_GOAL OF THE EXERCISE_: Render every entry exactly as it appears.

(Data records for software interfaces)
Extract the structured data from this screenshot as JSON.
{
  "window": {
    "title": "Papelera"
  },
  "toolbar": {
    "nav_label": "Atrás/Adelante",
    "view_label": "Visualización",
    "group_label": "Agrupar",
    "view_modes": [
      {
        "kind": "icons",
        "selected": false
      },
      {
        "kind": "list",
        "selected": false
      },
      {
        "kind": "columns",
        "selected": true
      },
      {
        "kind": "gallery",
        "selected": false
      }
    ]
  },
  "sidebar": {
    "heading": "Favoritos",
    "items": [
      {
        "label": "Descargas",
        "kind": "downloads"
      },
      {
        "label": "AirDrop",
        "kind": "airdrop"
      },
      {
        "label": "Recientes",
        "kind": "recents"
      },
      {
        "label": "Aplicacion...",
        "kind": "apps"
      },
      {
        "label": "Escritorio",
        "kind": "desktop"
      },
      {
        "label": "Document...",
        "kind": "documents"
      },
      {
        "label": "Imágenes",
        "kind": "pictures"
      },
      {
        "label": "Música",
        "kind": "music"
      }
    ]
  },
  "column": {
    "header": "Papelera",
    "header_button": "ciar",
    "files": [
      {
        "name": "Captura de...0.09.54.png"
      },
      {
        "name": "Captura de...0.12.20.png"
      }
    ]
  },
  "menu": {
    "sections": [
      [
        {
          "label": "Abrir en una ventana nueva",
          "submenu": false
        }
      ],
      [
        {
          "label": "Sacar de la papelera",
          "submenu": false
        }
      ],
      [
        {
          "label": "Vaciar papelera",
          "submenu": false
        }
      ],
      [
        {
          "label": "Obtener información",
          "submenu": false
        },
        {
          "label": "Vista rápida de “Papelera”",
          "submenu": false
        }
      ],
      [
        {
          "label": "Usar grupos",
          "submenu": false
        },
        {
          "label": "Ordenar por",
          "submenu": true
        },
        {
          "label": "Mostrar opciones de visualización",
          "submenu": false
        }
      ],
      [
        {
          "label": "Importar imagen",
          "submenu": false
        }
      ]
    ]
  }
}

_REPLY TO THE TASK_:
Extract the structured data from this screenshot as JSON.
{
  "window": {
    "title": "Papelera"
  },
  "toolbar": {
    "nav_label": "Atrás/Adelante",
    "view_label": "Visualización",
    "group_label": "Agrupar",
    "view_modes": [
      {
        "kind": "icons",
        "selected": false
      },
      {
        "kind": "list",
        "selected": false
      },
      {
        "kind": "columns",
        "selected": true
      },
      {
        "kind": "gallery",
        "selected": false
      }
    ]
  },
  "sidebar": {
    "heading": "Favoritos",
    "items": [
      {
        "label": "Descargas",
        "kind": "downloads"
      },
      {
        "label": "AirDrop",
        "kind": "airdrop"
      },
      {
        "label": "Recientes",
        "kind": "recents"
      },
      {
        "label": "Aplicacion...",
        "kind": "apps"
      },
      {
        "label": "Escritorio",
        "kind": "desktop"
      },
      {
        "label": "Document...",
        "kind": "documents"
      },
      {
        "label": "Imágenes",
        "kind": "pictures"
      },
      {
        "label": "Música",
        "kind": "music"
      }
    ]
  },
  "column": {
    "header": "Papelera",
    "header_button": "ciar",
    "files": [
      {
        "name": "Captura de...0.09.54.png"
      },
      {
        "name": "Captura de...0.12.20.png"
      }
    ]
  },
  "menu": {
    "sections": [
      [
        {
          "label": "Abrir en una ventana nueva",
          "submenu": false
        }
      ],
      [
        {
          "label": "Sacar de la papelera",
          "submenu": false
        }
      ],
      [
        {
          "label": "Vaciar papelera",
          "submenu": false
        }
      ],
      [
        {
          "label": "Obtener información",
          "submenu": false
        },
        {
          "label": "Vista rápida de “Papelera”",
          "submenu": false
        }
      ],
      [
        {
          "label": "Usar grupos",
          "submenu": false
        },
        {
          "label": "Ordenar por",
          "submenu": true
        },
        {
          "label": "Mostrar opciones de visualización",
          "submenu": false
        }
      ],
      [
        {
          "label": "Importar imagen",
          "submenu": false
        }
      ]
    ]
  }
}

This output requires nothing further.